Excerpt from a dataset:
● ● ●
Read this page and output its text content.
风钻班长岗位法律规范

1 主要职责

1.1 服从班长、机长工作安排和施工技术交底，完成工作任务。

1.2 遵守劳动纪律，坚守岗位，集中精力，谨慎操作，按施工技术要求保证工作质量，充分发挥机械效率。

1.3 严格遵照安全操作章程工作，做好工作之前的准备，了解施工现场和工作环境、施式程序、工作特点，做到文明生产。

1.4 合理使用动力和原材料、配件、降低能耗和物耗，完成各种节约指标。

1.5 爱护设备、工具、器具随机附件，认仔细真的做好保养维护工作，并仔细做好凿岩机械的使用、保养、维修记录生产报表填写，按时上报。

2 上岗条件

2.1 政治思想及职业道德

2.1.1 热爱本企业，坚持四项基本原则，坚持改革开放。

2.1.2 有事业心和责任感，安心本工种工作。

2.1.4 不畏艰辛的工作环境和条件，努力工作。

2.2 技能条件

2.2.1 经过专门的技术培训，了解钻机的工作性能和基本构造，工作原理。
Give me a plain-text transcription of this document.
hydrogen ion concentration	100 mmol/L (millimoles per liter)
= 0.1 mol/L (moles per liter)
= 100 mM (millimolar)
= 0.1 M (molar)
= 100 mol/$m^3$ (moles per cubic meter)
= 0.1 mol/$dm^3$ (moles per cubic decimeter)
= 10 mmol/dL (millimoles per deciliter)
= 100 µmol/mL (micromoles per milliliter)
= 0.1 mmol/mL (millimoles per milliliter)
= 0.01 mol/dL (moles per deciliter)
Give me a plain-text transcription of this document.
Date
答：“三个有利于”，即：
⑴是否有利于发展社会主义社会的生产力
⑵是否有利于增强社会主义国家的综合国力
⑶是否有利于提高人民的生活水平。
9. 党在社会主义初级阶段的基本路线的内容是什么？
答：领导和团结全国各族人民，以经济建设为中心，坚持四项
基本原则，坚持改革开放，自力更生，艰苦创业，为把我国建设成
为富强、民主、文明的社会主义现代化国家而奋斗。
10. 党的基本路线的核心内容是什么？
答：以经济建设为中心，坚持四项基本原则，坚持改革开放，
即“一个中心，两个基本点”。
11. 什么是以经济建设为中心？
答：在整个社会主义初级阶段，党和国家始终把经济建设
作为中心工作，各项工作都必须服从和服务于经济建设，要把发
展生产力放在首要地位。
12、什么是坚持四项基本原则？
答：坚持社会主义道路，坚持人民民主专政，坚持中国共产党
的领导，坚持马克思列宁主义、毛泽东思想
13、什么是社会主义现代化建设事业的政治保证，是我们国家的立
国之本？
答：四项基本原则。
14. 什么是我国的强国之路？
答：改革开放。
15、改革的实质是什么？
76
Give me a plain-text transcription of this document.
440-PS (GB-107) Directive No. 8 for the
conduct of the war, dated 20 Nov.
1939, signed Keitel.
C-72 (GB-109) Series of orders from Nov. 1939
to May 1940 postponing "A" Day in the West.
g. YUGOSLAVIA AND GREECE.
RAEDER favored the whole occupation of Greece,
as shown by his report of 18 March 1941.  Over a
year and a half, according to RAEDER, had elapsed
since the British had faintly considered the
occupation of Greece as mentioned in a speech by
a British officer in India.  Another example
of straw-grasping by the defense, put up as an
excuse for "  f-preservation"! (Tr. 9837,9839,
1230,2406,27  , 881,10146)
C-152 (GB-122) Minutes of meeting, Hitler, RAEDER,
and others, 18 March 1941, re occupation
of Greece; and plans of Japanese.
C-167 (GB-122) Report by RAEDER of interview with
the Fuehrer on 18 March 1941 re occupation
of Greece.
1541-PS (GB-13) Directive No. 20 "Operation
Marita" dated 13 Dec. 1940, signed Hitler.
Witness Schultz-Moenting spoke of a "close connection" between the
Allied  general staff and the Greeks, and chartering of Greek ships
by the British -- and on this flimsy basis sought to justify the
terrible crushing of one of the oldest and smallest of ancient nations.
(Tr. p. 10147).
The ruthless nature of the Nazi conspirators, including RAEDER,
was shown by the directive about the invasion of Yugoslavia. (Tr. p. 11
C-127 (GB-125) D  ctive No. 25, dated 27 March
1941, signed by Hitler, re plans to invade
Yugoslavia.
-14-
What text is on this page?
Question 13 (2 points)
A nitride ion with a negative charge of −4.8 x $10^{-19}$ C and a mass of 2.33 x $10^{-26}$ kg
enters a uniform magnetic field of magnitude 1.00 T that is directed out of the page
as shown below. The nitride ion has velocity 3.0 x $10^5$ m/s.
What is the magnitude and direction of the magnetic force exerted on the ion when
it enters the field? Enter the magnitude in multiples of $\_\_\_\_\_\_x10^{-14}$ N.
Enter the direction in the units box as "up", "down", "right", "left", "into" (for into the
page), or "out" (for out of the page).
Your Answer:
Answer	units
● ● ●
Select and copy every line of the material that holds the string "page".

* FULL RESPONSE *
Read this page and output its text content.
What text is on this page?
enters a uniform magnetic field of magnitude 1.00 T that is directed out of the page
page), or "out" (for out of the page).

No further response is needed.